[Stored records]
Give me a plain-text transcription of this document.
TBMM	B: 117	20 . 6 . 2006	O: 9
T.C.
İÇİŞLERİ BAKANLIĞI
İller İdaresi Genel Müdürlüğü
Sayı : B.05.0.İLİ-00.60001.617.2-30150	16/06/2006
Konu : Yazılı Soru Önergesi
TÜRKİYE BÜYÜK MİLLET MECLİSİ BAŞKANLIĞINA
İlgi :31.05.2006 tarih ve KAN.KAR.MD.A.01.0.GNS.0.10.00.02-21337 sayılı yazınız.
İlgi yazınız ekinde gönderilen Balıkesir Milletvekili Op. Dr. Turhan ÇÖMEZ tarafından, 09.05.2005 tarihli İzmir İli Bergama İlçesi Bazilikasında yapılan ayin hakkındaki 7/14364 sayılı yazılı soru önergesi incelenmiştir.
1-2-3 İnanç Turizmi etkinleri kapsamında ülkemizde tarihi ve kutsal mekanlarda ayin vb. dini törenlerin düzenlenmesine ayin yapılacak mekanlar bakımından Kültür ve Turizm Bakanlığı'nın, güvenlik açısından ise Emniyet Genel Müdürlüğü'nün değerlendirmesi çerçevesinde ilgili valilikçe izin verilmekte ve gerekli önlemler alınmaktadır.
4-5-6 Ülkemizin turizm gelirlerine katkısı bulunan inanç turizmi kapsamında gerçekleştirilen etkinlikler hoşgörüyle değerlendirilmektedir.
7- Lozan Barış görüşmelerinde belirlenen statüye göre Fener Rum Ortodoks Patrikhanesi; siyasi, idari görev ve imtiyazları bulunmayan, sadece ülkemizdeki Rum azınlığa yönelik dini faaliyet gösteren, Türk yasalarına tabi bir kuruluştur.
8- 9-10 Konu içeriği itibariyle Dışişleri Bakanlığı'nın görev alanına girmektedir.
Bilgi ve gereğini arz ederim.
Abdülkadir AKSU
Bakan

PROBLEM TO SOLVE
From the data above, extract every line in its exact form.

REPLY TO THE TASK
Give me a plain-text transcription of this document.
TBMM	B: 117	20 . 6 . 2006	O: 9
T.C.
İÇİŞLERİ BAKANLIĞI
İller İdaresi Genel Müdürlüğü
Sayı : B.05.0.İLİ-00.60001.617.2-30150	16/06/2006
Konu : Yazılı Soru Önergesi
TÜRKİYE BÜYÜK MİLLET MECLİSİ BAŞKANLIĞINA
İlgi :31.05.2006 tarih ve KAN.KAR.MD.A.01.0.GNS.0.10.00.02-21337 sayılı yazınız.
İlgi yazınız ekinde gönderilen Balıkesir Milletvekili Op. Dr. Turhan ÇÖMEZ tarafından, 09.05.2005 tarihli İzmir İli Bergama İlçesi Bazilikasında yapılan ayin hakkındaki 7/14364 sayılı yazılı soru önergesi incelenmiştir.
1-2-3 İnanç Turizmi etkinleri kapsamında ülkemizde tarihi ve kutsal mekanlarda ayin vb. dini törenlerin düzenlenmesine ayin yapılacak mekanlar bakımından Kültür ve Turizm Bakanlığı'nın, güvenlik açısından ise Emniyet Genel Müdürlüğü'nün değerlendirmesi çerçevesinde ilgili valilikçe izin verilmekte ve gerekli önlemler alınmaktadır.
4-5-6 Ülkemizin turizm gelirlerine katkısı bulunan inanç turizmi kapsamında gerçekleştirilen etkinlikler hoşgörüyle değerlendirilmektedir.
7- Lozan Barış görüşmelerinde belirlenen statüye göre Fener Rum Ortodoks Patrikhanesi; siyasi, idari görev ve imtiyazları bulunmayan, sadece ülkemizdeki Rum azınlığa yönelik dini faaliyet gösteren, Türk yasalarına tabi bir kuruluştur.
8- 9-10 Konu içeriği itibariyle Dışişleri Bakanlığı'nın görev alanına girmektedir.
Bilgi ve gereğini arz ederim.
Abdülkadir AKSU
Bakan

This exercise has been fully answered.